EXERCISE INSTRUCTIONS –
All of the data should be output character for character, except the pictures.

RECORDS TO PROCESS –
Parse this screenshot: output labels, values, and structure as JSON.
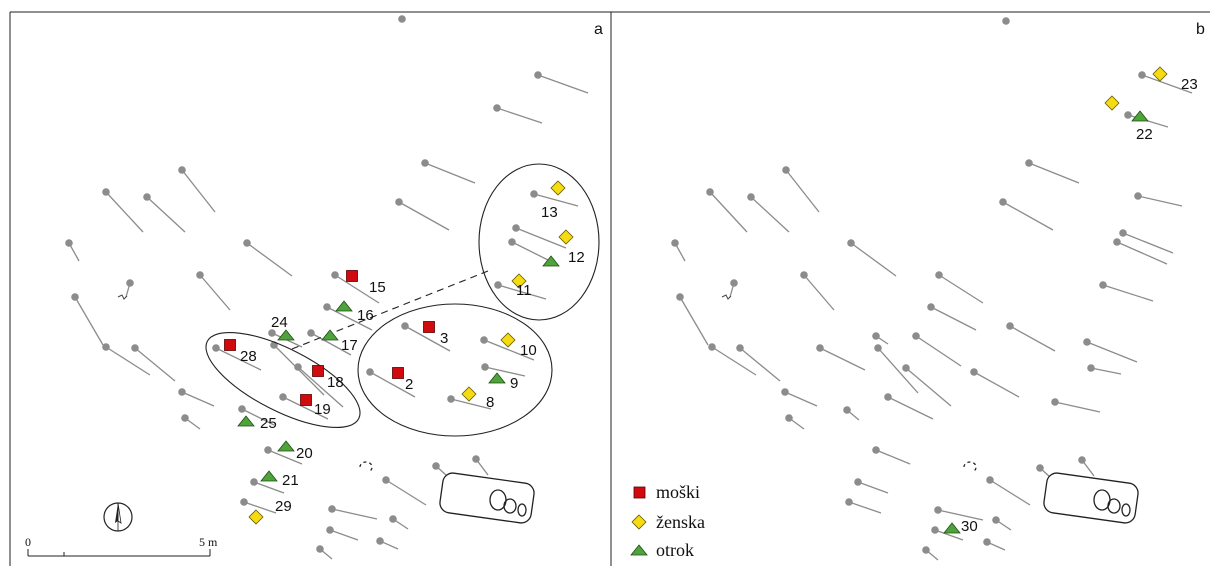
{
  "panels": {
    "a": {
      "letter": "a"
    },
    "b": {
      "letter": "b"
    }
  },
  "legend": {
    "male": {
      "label": "moški",
      "color": "#d10a10"
    },
    "female": {
      "label": "ženska",
      "color": "#f5dc12"
    },
    "child": {
      "label": "otrok",
      "color": "#4ea33b"
    }
  },
  "scale": {
    "start": "0",
    "end": "5 m"
  },
  "burial_numbers": {
    "a": [
      "13",
      "12",
      "11",
      "15",
      "16",
      "24",
      "17",
      "3",
      "10",
      "28",
      "18",
      "2",
      "9",
      "19",
      "8",
      "25",
      "20",
      "21",
      "29"
    ],
    "b": [
      "23",
      "22",
      "30"
    ]
  },
  "colors": {
    "grave_marker": "#8c8c8c",
    "outline": "#222222"
  }
}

FINISHED ANSWER –
Parse this screenshot: output labels, values, and structure as JSON.
{
  "panels": {
    "a": {
      "letter": "a"
    },
    "b": {
      "letter": "b"
    }
  },
  "legend": {
    "male": {
      "label": "moški",
      "color": "#d10a10"
    },
    "female": {
      "label": "ženska",
      "color": "#f5dc12"
    },
    "child": {
      "label": "otrok",
      "color": "#4ea33b"
    }
  },
  "scale": {
    "start": "0",
    "end": "5 m"
  },
  "burial_numbers": {
    "a": [
      "13",
      "12",
      "11",
      "15",
      "16",
      "24",
      "17",
      "3",
      "10",
      "28",
      "18",
      "2",
      "9",
      "19",
      "8",
      "25",
      "20",
      "21",
      "29"
    ],
    "b": [
      "23",
      "22",
      "30"
    ]
  },
  "colors": {
    "grave_marker": "#8c8c8c",
    "outline": "#222222"
  }
}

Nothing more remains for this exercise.